## RECORDS PROVIDED
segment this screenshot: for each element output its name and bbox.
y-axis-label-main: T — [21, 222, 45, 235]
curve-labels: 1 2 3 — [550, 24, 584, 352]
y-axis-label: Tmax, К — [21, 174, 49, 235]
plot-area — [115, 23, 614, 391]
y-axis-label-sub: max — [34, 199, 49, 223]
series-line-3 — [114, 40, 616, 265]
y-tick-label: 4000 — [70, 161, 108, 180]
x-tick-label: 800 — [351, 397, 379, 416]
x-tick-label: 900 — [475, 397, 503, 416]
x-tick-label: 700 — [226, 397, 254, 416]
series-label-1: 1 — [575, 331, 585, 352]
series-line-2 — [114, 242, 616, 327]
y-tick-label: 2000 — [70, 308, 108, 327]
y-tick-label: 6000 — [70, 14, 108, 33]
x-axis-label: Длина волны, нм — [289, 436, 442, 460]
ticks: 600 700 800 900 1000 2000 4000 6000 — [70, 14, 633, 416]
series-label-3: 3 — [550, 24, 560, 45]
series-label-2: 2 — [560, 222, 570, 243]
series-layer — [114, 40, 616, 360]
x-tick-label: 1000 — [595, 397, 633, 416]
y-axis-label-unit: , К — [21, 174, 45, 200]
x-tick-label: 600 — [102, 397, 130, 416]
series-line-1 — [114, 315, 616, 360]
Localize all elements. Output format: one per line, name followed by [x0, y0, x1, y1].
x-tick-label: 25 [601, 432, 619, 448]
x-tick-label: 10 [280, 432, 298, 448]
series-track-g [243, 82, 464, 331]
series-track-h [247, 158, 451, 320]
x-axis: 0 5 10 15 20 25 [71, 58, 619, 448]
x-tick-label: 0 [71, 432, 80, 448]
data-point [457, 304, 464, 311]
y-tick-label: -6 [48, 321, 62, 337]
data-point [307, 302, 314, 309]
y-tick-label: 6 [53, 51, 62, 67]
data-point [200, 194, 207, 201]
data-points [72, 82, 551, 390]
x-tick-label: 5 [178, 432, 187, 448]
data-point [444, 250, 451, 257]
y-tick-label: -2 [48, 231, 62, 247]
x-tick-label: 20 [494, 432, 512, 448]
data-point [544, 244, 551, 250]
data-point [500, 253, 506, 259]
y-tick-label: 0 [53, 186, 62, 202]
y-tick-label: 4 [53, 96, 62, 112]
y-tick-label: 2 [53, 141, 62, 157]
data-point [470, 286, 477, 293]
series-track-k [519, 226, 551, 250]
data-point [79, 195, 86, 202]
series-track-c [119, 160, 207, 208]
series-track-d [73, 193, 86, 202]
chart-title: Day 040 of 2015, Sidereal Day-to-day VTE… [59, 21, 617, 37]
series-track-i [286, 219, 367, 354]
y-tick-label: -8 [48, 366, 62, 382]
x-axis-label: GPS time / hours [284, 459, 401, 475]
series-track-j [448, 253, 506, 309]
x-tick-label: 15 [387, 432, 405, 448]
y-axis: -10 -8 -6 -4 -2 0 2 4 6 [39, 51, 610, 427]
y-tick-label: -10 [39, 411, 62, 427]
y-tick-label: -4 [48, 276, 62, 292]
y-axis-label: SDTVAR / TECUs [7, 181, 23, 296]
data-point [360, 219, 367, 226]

## DIRECTION
Please reproduce all of the data above, swapping every occurrence of "x-tick-label" for "x-axis-tick" and leaving everything else unchanged.

## RESULT
segment this screenshot: for each element output its name and bbox.
y-axis-label-main: T — [21, 222, 45, 235]
curve-labels: 1 2 3 — [550, 24, 584, 352]
y-axis-label: Tmax, К — [21, 174, 49, 235]
plot-area — [115, 23, 614, 391]
y-axis-label-sub: max — [34, 199, 49, 223]
series-line-3 — [114, 40, 616, 265]
y-tick-label: 4000 — [70, 161, 108, 180]
x-axis-tick: 800 — [351, 397, 379, 416]
x-axis-tick: 900 — [475, 397, 503, 416]
x-axis-tick: 700 — [226, 397, 254, 416]
series-label-1: 1 — [575, 331, 585, 352]
series-line-2 — [114, 242, 616, 327]
y-tick-label: 2000 — [70, 308, 108, 327]
y-tick-label: 6000 — [70, 14, 108, 33]
x-axis-label: Длина волны, нм — [289, 436, 442, 460]
ticks: 600 700 800 900 1000 2000 4000 6000 — [70, 14, 633, 416]
series-label-3: 3 — [550, 24, 560, 45]
series-label-2: 2 — [560, 222, 570, 243]
series-layer — [114, 40, 616, 360]
x-axis-tick: 1000 — [595, 397, 633, 416]
y-axis-label-unit: , К — [21, 174, 45, 200]
x-axis-tick: 600 — [102, 397, 130, 416]
series-line-1 — [114, 315, 616, 360]
Localize all elements. Output format: one per line, name followed by [x0, y0, x1, y1].
x-axis-tick: 25 [601, 432, 619, 448]
x-axis-tick: 10 [280, 432, 298, 448]
series-track-g [243, 82, 464, 331]
series-track-h [247, 158, 451, 320]
x-axis: 0 5 10 15 20 25 [71, 58, 619, 448]
x-axis-tick: 0 [71, 432, 80, 448]
data-point [457, 304, 464, 311]
y-tick-label: -6 [48, 321, 62, 337]
data-point [307, 302, 314, 309]
y-tick-label: 6 [53, 51, 62, 67]
data-point [200, 194, 207, 201]
data-points [72, 82, 551, 390]
x-axis-tick: 5 [178, 432, 187, 448]
data-point [444, 250, 451, 257]
y-tick-label: -2 [48, 231, 62, 247]
x-axis-tick: 20 [494, 432, 512, 448]
data-point [544, 244, 551, 250]
data-point [500, 253, 506, 259]
y-tick-label: 0 [53, 186, 62, 202]
y-tick-label: 4 [53, 96, 62, 112]
y-tick-label: 2 [53, 141, 62, 157]
data-point [470, 286, 477, 293]
series-track-k [519, 226, 551, 250]
data-point [79, 195, 86, 202]
series-track-c [119, 160, 207, 208]
series-track-d [73, 193, 86, 202]
chart-title: Day 040 of 2015, Sidereal Day-to-day VTE… [59, 21, 617, 37]
series-track-i [286, 219, 367, 354]
y-tick-label: -8 [48, 366, 62, 382]
x-axis-label: GPS time / hours [284, 459, 401, 475]
series-track-j [448, 253, 506, 309]
x-axis-tick: 15 [387, 432, 405, 448]
y-axis: -10 -8 -6 -4 -2 0 2 4 6 [39, 51, 610, 427]
y-tick-label: -10 [39, 411, 62, 427]
y-tick-label: -4 [48, 276, 62, 292]
y-axis-label: SDTVAR / TECUs [7, 181, 23, 296]
data-point [360, 219, 367, 226]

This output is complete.